> **WHAT TO DO**:
Read the records and gather each line that includes "confidence".

Saved entries:
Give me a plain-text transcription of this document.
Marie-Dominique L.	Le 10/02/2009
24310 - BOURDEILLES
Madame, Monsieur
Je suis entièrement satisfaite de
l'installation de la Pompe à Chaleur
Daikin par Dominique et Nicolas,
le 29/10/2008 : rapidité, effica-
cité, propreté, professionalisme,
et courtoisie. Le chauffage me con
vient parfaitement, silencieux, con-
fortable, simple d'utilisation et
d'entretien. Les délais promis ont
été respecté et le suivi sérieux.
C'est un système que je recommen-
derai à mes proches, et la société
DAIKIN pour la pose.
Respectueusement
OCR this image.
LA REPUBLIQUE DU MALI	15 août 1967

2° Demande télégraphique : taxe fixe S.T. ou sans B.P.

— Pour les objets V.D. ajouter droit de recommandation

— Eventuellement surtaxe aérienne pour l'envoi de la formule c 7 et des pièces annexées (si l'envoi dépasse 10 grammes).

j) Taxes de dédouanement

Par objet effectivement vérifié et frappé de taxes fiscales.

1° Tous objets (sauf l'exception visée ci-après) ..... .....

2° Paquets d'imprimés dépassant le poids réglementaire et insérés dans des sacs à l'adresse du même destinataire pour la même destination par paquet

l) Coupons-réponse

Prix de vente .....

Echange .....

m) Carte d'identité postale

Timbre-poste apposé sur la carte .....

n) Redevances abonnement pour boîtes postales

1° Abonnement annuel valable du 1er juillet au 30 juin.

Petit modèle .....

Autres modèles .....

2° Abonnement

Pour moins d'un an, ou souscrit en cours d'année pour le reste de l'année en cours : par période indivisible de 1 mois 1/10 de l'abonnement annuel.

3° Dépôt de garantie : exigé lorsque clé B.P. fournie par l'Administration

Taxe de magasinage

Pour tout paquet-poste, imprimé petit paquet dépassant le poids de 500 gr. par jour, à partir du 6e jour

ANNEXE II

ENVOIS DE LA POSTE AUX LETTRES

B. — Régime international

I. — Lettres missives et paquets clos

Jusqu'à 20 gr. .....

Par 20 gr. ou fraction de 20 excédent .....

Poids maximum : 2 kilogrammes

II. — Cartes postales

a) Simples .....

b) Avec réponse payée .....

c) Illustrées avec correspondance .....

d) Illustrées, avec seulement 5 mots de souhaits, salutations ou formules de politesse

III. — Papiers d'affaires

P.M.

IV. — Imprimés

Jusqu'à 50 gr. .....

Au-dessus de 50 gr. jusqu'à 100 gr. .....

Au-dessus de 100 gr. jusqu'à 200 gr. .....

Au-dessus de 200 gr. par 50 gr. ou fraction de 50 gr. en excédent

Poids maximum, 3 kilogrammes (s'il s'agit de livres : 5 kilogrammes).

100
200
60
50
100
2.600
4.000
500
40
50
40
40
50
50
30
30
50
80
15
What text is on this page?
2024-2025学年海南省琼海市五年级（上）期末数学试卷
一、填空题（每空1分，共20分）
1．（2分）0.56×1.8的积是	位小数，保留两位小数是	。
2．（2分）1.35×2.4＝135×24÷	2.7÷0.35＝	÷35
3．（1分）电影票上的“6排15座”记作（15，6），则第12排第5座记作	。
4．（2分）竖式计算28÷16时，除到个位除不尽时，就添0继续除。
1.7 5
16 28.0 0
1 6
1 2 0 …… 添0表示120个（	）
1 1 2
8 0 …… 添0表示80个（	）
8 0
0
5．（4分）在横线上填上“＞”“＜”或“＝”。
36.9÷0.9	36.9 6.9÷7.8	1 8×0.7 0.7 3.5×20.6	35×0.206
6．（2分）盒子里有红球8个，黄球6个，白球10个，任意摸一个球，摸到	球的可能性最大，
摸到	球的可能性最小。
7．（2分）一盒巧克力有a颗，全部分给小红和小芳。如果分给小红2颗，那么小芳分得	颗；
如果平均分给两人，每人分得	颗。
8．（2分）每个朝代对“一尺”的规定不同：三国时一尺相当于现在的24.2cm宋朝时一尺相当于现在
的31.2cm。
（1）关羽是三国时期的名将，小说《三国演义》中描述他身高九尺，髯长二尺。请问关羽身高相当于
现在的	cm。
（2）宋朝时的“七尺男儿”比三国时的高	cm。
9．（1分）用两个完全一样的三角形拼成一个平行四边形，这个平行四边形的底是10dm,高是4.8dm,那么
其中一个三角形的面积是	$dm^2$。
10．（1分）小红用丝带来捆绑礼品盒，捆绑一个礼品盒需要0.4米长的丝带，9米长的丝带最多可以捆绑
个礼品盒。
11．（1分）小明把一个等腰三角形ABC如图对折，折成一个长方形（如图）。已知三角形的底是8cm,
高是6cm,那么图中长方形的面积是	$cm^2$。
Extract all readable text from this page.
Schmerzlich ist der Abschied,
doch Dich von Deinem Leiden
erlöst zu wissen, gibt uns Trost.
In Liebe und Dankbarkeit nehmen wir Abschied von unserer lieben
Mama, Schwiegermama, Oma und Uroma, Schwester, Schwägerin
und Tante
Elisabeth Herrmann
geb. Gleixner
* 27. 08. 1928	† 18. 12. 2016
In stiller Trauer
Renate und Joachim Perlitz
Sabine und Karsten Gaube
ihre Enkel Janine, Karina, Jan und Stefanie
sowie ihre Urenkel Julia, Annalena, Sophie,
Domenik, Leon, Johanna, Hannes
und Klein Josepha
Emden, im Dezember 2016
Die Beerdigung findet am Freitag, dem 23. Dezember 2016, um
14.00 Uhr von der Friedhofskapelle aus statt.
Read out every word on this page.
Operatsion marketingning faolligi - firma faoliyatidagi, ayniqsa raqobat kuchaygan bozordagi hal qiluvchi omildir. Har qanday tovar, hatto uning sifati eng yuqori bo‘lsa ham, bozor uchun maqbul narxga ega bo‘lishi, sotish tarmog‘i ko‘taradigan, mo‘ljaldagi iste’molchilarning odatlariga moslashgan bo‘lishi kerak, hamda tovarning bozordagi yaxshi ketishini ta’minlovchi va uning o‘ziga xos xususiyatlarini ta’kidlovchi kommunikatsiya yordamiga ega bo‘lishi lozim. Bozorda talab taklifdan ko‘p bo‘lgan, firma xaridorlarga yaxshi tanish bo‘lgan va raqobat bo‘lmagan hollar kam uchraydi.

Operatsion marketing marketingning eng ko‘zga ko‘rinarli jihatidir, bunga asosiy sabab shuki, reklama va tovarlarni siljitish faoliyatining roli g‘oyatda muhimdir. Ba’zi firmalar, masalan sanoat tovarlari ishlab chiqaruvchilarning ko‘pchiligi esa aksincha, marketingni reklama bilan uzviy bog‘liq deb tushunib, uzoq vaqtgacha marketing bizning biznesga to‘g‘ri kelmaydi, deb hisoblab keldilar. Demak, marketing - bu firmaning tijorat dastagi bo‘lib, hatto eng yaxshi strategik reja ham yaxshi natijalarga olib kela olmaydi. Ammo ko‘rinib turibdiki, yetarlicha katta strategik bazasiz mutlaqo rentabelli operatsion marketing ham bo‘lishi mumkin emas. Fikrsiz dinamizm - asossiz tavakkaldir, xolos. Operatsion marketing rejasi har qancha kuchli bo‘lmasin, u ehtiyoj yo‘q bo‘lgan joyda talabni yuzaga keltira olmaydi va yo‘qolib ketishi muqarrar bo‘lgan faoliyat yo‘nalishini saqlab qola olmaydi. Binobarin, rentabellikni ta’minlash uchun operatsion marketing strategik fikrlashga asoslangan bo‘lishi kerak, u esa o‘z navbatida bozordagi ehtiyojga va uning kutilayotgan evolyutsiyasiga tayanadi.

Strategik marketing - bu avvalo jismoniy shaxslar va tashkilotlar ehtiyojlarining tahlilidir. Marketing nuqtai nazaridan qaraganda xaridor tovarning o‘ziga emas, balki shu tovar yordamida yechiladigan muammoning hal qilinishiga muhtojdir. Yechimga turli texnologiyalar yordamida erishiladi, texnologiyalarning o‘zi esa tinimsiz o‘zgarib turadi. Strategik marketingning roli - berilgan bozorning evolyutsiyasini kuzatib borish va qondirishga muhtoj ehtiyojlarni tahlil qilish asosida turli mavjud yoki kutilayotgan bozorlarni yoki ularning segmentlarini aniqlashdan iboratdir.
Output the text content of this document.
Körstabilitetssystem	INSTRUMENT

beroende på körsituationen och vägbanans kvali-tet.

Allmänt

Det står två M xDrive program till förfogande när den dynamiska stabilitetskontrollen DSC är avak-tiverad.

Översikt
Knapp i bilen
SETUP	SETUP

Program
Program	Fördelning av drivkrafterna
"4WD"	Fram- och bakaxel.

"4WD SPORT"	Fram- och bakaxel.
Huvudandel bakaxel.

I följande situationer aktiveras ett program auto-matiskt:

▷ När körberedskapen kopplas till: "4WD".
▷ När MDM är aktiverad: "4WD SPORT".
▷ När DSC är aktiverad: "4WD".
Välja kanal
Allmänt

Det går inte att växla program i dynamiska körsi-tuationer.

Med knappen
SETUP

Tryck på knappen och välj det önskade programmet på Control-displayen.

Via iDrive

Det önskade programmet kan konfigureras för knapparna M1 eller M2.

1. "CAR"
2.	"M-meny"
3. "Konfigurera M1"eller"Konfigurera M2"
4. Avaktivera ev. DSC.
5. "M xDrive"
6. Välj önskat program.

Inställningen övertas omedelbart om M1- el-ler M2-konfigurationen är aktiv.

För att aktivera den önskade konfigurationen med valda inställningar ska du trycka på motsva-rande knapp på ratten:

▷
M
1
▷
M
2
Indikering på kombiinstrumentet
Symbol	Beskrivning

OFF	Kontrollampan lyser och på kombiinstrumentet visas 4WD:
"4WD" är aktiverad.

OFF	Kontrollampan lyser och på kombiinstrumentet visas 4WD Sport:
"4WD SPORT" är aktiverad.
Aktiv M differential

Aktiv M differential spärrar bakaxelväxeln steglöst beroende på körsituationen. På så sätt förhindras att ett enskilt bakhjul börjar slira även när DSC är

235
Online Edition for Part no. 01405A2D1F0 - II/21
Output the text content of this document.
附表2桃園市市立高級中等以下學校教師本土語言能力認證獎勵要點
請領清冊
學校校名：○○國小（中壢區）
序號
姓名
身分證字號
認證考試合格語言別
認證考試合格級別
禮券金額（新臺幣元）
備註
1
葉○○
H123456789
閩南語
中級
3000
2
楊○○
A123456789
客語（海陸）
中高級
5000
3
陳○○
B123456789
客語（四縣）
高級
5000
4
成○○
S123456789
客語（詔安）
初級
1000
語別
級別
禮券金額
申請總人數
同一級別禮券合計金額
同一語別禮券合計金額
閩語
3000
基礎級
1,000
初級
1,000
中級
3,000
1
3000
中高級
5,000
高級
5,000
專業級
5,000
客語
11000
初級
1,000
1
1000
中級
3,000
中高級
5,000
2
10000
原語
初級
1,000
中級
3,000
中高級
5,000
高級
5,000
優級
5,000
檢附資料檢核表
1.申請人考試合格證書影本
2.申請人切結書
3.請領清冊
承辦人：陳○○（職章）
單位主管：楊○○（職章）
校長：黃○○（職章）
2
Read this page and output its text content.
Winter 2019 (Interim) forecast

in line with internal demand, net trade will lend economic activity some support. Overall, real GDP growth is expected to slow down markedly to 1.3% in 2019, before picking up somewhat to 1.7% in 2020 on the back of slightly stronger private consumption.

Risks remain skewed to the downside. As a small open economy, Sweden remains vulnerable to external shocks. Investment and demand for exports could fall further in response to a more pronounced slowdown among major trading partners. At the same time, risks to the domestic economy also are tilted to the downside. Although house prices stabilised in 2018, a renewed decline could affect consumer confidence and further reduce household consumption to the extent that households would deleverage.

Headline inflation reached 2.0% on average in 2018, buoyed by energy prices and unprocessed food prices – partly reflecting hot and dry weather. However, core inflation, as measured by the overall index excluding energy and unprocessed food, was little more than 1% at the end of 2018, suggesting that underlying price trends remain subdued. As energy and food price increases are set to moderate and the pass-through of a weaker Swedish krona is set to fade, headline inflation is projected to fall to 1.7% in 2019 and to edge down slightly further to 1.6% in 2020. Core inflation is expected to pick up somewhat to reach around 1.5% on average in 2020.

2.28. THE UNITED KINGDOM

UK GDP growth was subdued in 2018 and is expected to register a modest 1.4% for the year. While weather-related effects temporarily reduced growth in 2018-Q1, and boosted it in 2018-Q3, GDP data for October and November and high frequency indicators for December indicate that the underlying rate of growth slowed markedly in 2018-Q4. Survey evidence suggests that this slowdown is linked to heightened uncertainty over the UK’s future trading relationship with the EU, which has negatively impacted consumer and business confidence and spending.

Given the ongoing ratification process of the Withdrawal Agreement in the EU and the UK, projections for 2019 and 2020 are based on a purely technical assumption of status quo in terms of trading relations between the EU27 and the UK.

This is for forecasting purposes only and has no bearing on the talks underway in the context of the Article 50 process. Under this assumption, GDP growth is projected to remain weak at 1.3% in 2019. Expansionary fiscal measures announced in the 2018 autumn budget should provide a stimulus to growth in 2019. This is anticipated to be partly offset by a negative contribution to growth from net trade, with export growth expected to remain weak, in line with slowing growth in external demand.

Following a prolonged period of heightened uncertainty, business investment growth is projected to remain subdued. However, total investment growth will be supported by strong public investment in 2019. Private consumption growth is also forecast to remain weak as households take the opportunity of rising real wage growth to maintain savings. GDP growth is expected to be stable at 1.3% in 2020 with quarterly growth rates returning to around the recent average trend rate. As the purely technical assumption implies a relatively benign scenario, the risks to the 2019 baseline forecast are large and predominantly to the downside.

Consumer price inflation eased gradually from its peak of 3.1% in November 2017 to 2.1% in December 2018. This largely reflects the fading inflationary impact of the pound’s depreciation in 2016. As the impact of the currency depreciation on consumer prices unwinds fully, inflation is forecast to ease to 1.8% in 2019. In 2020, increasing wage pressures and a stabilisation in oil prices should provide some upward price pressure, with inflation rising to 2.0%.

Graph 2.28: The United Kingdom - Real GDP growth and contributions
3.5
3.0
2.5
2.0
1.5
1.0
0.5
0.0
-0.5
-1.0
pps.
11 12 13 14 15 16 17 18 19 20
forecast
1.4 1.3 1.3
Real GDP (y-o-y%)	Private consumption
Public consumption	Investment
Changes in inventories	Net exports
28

> **FINAL RESULT**:
Risks remain skewed to the downside. As a small open economy, Sweden remains vulnerable to external shocks. Investment and demand for exports could fall further in response to a more pronounced slowdown among major trading partners. At the same time, risks to the domestic economy also are tilted to the downside. Although house prices stabilised in 2018, a renewed decline could affect consumer confidence and further reduce household consumption to the extent that households would deleverage.
UK GDP growth was subdued in 2018 and is expected to register a modest 1.4% for the year. While weather-related effects temporarily reduced growth in 2018-Q1, and boosted it in 2018-Q3, GDP data for October and November and high frequency indicators for December indicate that the underlying rate of growth slowed markedly in 2018-Q4. Survey evidence suggests that this slowdown is linked to heightened uncertainty over the UK’s future trading relationship with the EU, which has negatively impacted consumer and business confidence and spending.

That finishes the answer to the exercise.